● Request:
Check every line below for the word "فلولا" and copy the ones that have it.

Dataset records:

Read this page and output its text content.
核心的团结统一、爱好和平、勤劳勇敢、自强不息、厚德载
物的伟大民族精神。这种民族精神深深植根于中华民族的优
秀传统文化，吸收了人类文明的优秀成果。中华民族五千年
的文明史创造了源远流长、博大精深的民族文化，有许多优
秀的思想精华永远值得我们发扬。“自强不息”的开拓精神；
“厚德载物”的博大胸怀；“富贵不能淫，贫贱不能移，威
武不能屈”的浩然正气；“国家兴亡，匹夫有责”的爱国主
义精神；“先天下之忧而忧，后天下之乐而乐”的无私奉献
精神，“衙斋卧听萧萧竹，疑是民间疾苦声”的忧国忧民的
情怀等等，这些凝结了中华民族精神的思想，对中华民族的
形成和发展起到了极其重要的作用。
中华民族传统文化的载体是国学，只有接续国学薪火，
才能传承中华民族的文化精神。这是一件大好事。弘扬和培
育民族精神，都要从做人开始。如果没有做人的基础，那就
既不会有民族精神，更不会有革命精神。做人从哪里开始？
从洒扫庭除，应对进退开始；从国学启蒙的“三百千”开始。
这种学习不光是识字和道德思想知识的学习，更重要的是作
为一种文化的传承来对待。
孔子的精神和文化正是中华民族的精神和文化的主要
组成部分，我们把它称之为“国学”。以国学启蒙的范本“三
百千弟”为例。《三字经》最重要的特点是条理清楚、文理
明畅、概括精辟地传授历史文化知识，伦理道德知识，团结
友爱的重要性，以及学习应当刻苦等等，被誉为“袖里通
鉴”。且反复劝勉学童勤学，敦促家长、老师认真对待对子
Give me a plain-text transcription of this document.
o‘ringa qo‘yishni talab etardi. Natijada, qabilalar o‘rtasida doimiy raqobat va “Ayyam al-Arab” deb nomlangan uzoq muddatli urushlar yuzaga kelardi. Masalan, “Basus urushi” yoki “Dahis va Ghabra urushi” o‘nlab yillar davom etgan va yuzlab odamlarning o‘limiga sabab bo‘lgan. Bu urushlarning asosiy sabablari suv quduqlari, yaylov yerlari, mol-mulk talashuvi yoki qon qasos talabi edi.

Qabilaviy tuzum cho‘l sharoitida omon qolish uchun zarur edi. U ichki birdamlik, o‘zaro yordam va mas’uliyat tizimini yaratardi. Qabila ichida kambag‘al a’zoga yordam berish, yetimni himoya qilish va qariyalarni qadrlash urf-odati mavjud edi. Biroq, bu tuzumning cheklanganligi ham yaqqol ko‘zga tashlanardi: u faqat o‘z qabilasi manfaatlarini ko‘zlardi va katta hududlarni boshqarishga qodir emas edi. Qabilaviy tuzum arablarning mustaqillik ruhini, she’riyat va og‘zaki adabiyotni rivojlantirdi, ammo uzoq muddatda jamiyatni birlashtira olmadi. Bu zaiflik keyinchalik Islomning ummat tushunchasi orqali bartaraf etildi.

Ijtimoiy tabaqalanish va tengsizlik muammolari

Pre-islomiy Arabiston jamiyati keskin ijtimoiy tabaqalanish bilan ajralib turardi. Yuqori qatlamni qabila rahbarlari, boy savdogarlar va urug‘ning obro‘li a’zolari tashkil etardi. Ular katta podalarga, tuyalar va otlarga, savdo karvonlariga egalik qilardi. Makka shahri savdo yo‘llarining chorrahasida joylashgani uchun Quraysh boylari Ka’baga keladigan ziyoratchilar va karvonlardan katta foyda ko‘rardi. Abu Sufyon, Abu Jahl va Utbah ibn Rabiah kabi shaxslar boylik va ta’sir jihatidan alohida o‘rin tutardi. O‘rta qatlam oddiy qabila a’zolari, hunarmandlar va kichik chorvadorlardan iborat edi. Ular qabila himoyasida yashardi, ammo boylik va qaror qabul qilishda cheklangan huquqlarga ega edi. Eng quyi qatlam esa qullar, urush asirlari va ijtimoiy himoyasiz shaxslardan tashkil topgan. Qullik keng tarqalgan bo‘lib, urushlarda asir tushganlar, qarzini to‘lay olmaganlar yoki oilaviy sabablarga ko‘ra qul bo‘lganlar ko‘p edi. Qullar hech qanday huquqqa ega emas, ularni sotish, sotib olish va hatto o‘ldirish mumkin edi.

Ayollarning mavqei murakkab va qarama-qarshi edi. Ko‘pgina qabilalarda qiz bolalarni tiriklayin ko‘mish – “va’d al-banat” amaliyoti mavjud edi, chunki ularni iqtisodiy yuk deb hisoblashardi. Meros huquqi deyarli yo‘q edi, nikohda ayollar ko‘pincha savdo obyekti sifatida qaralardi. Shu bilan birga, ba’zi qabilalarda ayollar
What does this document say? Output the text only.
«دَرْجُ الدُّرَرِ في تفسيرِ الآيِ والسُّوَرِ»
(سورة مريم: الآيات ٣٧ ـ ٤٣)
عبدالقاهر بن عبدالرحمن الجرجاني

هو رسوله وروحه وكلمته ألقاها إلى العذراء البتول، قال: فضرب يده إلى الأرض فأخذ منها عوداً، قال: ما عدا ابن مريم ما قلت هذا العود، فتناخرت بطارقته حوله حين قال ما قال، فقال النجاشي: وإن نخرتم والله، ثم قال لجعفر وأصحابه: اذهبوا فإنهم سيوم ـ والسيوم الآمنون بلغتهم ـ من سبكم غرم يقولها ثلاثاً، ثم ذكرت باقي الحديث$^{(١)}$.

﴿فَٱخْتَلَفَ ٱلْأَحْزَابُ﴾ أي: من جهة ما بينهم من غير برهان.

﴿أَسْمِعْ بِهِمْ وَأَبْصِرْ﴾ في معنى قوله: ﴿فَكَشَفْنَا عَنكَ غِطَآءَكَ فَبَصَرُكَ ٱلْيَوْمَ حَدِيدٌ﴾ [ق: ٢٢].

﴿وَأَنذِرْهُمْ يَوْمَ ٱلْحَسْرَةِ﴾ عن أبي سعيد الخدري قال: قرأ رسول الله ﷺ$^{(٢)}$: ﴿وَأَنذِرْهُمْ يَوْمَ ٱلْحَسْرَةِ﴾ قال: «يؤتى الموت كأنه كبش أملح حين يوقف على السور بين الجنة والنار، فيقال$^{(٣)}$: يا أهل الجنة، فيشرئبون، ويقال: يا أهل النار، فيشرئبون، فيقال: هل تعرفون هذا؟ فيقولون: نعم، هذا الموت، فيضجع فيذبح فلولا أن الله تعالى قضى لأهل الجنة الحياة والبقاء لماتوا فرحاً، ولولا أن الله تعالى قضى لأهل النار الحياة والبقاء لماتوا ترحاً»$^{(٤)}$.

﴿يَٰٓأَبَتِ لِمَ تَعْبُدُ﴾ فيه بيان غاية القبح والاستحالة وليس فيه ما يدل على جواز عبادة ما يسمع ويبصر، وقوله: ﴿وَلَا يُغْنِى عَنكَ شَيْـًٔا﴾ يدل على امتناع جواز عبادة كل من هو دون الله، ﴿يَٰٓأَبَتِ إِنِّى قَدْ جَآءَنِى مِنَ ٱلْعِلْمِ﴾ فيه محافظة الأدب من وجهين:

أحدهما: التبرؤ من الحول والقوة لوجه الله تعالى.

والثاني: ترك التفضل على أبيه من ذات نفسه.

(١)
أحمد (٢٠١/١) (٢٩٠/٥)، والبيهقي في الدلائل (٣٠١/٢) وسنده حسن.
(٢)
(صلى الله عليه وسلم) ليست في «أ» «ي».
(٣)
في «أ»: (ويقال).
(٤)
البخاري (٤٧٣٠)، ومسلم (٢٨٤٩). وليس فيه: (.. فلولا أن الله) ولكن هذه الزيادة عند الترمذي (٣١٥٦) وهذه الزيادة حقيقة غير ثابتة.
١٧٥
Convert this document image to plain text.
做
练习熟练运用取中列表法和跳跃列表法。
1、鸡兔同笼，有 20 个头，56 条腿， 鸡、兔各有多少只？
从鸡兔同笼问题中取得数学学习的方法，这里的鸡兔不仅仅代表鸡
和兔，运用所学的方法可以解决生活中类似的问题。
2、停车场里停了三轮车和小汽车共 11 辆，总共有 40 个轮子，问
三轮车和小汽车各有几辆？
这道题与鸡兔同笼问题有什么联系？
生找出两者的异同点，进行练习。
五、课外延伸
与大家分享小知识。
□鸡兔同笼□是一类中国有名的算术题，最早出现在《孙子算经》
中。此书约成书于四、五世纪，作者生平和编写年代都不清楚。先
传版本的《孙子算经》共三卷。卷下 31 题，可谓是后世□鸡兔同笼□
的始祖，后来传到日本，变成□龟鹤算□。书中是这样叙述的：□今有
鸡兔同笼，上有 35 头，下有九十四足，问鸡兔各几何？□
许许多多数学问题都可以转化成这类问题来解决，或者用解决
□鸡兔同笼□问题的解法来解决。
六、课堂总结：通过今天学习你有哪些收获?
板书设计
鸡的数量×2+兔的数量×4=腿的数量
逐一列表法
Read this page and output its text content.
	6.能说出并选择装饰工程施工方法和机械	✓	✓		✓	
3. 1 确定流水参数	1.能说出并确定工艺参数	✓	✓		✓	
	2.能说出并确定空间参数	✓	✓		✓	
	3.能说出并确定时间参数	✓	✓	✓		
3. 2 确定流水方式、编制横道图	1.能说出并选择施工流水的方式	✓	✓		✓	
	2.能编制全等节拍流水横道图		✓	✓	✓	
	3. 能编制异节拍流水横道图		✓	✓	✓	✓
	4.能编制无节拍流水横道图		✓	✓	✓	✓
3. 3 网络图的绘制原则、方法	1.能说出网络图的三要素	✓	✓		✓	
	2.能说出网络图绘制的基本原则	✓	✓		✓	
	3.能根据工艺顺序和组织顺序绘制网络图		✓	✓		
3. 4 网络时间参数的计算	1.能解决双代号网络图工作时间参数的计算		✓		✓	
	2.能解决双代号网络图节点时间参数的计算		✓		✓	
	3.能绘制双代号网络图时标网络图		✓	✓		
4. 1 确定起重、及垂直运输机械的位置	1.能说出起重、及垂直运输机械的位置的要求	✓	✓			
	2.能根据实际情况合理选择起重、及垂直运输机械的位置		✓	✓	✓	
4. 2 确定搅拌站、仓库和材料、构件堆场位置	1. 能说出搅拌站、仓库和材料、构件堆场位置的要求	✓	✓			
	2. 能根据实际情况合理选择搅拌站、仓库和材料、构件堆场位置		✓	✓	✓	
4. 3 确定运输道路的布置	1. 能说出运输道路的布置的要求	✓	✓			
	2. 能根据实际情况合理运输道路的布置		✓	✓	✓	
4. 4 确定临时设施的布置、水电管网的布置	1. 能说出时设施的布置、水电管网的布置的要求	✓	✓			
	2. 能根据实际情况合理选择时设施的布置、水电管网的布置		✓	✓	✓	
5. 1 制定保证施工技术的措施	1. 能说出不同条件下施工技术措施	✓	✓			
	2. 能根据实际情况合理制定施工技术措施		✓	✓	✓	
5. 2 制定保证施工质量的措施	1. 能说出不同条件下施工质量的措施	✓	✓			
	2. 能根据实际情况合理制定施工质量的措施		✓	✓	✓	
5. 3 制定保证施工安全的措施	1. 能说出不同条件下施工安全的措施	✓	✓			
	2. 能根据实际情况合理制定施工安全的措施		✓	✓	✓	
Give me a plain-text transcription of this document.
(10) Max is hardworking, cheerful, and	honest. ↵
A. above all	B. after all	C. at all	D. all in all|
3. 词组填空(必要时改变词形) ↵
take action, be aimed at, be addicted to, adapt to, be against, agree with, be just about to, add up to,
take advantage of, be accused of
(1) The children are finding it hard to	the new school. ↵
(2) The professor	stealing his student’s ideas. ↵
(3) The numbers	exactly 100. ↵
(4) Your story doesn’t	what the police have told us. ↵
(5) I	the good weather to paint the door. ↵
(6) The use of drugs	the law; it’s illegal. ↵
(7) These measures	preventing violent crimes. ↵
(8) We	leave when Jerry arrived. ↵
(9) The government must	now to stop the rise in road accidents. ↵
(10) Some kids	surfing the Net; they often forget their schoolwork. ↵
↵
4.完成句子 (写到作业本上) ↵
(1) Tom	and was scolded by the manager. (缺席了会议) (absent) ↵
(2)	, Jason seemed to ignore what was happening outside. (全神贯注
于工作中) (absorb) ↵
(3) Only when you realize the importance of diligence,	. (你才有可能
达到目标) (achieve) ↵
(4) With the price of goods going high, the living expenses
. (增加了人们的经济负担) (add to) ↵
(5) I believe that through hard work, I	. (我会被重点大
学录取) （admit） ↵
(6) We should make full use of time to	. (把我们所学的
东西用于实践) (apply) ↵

● Response:
﴿وَأَنذِرْهُمْ يَوْمَ ٱلْحَسْرَةِ﴾ عن أبي سعيد الخدري قال: قرأ رسول الله ﷺ$^{(٢)}$: ﴿وَأَنذِرْهُمْ يَوْمَ ٱلْحَسْرَةِ﴾ قال: «يؤتى الموت كأنه كبش أملح حين يوقف على السور بين الجنة والنار، فيقال$^{(٣)}$: يا أهل الجنة، فيشرئبون، ويقال: يا أهل النار، فيشرئبون، فيقال: هل تعرفون هذا؟ فيقولون: نعم، هذا الموت، فيضجع فيذبح فلولا أن الله تعالى قضى لأهل الجنة الحياة والبقاء لماتوا فرحاً، ولولا أن الله تعالى قضى لأهل النار الحياة والبقاء لماتوا ترحاً»$^{(٤)}$.
البخاري (٤٧٣٠)، ومسلم (٢٨٤٩). وليس فيه: (.. فلولا أن الله) ولكن هذه الزيادة عند الترمذي (٣١٥٦) وهذه الزيادة حقيقة غير ثابتة.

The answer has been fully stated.